** Task objective **
Keep only those lines of the records that include the string "независимо".

** Provided data **
--- --- ---
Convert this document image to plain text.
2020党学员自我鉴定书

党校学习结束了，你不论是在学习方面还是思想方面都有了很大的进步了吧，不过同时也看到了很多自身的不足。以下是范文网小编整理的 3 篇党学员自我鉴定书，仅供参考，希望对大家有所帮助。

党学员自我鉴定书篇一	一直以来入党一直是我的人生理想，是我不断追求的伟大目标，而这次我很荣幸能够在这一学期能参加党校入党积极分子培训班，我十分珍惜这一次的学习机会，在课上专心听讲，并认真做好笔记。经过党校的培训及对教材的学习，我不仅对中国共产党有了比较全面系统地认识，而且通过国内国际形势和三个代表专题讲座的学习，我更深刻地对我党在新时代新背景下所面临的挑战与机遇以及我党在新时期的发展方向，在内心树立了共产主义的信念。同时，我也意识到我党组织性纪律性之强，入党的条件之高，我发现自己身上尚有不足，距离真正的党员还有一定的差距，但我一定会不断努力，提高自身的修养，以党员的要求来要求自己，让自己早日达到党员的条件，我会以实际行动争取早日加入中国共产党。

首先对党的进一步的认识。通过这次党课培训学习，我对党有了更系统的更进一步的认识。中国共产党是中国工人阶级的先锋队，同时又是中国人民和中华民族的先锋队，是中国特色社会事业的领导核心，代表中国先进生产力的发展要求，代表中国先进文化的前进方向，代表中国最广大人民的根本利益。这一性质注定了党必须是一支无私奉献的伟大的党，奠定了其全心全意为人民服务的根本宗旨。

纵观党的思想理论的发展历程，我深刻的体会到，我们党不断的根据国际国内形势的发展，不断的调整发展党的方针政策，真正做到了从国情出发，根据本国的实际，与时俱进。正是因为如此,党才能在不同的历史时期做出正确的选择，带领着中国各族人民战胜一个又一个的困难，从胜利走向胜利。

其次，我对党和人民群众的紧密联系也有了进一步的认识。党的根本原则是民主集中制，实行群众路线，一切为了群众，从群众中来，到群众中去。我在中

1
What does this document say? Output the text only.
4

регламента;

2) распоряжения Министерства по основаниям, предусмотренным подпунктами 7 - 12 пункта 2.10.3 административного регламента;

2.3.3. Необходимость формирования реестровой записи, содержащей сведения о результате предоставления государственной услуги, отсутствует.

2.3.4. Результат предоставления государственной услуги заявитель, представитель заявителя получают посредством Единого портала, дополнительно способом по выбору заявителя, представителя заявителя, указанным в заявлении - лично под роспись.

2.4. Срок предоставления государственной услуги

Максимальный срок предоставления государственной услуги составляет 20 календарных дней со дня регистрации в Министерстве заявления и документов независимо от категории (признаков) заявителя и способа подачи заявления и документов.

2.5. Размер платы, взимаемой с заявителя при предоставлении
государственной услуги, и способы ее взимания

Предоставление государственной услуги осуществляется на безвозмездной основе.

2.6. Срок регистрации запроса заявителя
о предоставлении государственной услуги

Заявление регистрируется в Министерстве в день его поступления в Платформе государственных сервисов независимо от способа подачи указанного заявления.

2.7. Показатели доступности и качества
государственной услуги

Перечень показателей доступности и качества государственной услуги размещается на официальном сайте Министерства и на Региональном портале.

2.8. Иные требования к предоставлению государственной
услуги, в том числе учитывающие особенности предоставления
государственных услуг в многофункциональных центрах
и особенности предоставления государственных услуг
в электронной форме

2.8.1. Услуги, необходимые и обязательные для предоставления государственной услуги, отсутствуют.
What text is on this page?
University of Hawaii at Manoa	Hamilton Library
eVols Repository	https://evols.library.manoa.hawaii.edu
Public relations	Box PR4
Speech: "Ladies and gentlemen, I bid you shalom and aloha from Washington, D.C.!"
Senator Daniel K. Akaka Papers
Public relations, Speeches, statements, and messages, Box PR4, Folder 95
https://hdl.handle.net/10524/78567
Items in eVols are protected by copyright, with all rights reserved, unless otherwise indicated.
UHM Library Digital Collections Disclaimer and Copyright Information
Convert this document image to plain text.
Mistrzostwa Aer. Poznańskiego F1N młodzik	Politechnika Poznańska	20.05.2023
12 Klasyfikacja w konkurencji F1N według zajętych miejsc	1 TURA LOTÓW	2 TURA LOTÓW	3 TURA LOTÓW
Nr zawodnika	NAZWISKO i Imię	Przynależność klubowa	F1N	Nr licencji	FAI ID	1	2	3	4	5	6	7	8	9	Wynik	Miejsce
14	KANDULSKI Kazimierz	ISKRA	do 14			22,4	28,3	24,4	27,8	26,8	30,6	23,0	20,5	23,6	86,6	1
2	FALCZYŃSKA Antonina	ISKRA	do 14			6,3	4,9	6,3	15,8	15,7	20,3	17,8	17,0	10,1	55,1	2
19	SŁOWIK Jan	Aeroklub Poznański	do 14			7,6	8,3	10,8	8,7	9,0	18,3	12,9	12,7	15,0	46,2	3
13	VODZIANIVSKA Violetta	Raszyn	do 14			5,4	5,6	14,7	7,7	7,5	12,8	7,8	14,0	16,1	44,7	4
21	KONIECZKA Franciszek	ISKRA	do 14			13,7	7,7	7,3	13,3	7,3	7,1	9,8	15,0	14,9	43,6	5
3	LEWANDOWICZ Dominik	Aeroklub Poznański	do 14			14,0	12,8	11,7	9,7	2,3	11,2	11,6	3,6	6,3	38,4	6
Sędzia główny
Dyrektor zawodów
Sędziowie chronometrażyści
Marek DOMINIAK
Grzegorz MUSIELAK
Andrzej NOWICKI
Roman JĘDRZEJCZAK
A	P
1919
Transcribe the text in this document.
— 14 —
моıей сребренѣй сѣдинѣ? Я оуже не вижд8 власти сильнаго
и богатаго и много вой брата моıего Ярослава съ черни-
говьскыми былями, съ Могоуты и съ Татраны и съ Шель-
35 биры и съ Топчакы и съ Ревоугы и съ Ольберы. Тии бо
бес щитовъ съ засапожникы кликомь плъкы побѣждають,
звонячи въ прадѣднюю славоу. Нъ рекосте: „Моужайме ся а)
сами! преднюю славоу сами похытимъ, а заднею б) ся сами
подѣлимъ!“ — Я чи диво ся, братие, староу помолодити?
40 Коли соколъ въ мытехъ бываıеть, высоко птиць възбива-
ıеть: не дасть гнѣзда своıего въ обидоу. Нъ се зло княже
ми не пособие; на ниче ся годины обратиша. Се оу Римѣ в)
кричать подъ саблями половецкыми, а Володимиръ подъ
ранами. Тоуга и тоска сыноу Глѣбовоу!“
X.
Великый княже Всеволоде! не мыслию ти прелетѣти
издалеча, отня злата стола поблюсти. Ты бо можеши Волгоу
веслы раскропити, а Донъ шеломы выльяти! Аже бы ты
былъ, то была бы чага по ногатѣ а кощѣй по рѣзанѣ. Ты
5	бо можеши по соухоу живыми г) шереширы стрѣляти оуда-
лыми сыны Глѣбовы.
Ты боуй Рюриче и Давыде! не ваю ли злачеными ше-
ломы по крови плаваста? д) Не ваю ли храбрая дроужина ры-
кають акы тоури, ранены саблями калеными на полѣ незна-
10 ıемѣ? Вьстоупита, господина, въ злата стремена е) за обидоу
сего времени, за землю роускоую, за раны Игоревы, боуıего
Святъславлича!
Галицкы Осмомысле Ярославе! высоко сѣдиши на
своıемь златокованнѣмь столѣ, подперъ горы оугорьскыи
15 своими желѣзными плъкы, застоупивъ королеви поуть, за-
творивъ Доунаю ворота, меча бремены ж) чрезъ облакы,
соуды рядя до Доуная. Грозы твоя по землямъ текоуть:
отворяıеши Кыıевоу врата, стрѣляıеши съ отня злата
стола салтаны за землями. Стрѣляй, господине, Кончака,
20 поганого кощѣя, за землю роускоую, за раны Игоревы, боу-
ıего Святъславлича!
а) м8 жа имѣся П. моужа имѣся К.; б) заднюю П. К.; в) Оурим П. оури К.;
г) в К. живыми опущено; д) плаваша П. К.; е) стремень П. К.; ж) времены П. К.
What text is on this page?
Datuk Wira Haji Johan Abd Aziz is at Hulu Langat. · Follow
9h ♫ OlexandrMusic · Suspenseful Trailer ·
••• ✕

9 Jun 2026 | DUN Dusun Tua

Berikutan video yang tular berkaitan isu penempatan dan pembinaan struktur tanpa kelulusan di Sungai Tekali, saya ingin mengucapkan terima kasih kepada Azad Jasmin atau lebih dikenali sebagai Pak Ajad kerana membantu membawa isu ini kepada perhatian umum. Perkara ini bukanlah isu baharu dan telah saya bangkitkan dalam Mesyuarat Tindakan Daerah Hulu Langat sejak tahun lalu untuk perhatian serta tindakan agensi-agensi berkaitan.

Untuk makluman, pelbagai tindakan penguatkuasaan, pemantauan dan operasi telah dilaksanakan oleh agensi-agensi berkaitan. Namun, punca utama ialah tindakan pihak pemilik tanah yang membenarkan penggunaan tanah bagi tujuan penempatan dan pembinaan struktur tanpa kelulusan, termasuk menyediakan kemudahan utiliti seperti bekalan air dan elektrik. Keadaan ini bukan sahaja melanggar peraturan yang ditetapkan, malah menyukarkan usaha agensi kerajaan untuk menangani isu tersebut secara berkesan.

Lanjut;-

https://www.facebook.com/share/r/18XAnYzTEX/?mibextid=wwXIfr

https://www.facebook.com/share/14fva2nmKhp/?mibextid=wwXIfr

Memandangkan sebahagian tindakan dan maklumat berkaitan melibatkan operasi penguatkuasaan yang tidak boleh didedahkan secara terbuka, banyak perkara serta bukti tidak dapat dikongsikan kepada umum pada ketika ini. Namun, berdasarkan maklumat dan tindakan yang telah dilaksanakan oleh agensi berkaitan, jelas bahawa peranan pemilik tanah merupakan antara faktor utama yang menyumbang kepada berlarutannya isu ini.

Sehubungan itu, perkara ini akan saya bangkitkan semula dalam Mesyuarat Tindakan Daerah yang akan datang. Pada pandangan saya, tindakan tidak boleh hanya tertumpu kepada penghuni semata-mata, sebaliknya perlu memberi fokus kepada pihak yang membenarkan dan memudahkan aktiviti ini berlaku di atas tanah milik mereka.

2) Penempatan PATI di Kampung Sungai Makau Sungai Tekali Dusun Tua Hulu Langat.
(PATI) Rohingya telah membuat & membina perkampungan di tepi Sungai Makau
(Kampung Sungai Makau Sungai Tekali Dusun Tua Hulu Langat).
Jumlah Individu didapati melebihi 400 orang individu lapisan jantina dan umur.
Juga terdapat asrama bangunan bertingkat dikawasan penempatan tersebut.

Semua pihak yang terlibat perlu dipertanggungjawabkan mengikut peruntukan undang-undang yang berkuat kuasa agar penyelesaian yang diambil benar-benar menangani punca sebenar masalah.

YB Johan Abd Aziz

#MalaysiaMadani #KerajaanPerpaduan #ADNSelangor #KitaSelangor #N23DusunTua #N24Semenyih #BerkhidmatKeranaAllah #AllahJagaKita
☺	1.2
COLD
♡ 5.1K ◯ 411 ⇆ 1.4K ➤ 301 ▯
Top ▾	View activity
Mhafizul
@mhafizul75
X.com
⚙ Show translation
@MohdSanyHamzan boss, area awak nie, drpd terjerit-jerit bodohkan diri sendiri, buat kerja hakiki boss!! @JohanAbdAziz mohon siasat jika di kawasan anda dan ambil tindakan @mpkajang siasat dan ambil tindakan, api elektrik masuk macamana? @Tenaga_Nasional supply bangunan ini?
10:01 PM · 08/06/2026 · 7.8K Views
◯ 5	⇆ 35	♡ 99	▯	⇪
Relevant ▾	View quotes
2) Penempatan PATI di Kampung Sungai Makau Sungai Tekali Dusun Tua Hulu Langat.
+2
--- --- ---
** Expected output **
Максимальный срок предоставления государственной услуги составляет 20 календарных дней со дня регистрации в Министерстве заявления и документов независимо от категории (признаков) заявителя и способа подачи заявления и документов.
Заявление регистрируется в Министерстве в день его поступления в Платформе государственных сервисов независимо от способа подачи указанного заявления.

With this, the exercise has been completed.